> INFORMATION SHOWN
** start **
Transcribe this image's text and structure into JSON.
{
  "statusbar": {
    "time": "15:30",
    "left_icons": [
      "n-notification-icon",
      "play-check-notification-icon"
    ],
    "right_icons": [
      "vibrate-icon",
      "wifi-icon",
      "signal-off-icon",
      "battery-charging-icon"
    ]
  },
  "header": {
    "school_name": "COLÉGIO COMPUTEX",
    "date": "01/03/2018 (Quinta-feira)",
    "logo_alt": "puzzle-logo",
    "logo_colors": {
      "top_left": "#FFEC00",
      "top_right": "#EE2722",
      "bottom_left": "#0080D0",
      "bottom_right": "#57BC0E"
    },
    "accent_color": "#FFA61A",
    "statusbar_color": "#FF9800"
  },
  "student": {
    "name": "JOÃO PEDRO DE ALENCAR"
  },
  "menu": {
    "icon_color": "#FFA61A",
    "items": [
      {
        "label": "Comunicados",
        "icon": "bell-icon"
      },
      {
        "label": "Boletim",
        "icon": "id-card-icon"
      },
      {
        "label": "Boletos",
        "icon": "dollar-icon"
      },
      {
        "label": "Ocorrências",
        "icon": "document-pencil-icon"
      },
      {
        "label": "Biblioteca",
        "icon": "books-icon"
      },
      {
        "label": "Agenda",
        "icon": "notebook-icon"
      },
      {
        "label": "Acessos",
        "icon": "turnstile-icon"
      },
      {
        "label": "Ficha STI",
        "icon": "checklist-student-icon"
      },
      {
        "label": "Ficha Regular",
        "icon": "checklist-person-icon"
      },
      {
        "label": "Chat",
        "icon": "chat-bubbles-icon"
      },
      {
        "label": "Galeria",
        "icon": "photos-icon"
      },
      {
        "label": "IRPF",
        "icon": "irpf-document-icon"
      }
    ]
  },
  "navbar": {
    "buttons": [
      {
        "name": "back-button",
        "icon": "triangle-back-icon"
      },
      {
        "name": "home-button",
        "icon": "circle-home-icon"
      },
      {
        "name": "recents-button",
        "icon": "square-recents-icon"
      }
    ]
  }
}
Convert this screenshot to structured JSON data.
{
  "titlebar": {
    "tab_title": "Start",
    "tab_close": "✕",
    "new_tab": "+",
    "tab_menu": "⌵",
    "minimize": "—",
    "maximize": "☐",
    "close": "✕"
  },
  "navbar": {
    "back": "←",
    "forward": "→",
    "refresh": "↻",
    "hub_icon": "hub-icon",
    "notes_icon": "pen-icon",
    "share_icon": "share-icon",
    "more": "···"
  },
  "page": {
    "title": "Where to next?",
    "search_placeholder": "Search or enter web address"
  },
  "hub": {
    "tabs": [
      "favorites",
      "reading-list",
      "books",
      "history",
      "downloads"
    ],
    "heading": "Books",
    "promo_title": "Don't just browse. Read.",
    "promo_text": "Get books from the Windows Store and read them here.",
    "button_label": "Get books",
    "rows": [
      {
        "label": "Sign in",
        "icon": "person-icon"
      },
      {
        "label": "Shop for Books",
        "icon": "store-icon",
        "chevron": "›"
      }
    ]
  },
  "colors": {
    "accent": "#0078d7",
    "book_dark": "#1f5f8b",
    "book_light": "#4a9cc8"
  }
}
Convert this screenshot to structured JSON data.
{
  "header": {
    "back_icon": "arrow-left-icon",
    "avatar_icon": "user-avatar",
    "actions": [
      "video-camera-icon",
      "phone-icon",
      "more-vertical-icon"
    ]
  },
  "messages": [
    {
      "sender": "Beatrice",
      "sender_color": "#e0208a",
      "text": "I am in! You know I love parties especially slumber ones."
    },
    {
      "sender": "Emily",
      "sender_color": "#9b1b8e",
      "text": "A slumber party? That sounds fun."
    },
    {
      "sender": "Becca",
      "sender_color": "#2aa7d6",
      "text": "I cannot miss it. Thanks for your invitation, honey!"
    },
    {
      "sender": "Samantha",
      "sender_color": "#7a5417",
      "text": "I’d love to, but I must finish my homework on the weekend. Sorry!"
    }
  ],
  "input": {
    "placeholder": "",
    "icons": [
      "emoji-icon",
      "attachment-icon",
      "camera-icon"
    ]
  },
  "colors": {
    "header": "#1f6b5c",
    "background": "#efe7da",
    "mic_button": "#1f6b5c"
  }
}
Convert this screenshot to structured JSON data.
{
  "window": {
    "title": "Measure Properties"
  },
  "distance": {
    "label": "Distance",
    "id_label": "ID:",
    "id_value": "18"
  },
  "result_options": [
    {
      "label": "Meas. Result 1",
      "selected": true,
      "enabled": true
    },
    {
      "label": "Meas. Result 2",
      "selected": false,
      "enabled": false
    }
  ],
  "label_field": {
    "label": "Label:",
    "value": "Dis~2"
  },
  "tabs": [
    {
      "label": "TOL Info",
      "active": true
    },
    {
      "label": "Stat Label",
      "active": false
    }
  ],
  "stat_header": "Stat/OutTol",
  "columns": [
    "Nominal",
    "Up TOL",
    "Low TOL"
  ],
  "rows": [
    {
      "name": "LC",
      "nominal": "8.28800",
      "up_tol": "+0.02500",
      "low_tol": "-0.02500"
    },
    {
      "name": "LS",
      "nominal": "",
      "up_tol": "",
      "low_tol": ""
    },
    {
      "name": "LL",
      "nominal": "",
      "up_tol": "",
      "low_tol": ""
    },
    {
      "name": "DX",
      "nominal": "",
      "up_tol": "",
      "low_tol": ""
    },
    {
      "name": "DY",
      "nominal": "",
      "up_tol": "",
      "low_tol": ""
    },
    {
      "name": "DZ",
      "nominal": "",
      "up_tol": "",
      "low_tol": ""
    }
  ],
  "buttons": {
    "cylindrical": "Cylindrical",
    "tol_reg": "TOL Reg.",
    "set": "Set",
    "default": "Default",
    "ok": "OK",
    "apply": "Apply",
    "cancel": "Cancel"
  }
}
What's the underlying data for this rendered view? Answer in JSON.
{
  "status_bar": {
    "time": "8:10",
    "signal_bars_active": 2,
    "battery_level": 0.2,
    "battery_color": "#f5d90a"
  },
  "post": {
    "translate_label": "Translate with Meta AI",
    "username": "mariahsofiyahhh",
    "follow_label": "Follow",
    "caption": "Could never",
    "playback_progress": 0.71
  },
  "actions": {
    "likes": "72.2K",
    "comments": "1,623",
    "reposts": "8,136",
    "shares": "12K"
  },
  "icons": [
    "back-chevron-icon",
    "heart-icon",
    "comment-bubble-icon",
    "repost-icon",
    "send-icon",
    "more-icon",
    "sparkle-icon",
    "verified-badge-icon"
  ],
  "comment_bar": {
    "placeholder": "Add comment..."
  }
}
** end **
> EXERCISE DESCRIPTION
In the entries above, find each line with the string "Ficha" and copy it.

> PROBLEM SOLUTION
        "label": "Ficha STI",
        "label": "Ficha Regular",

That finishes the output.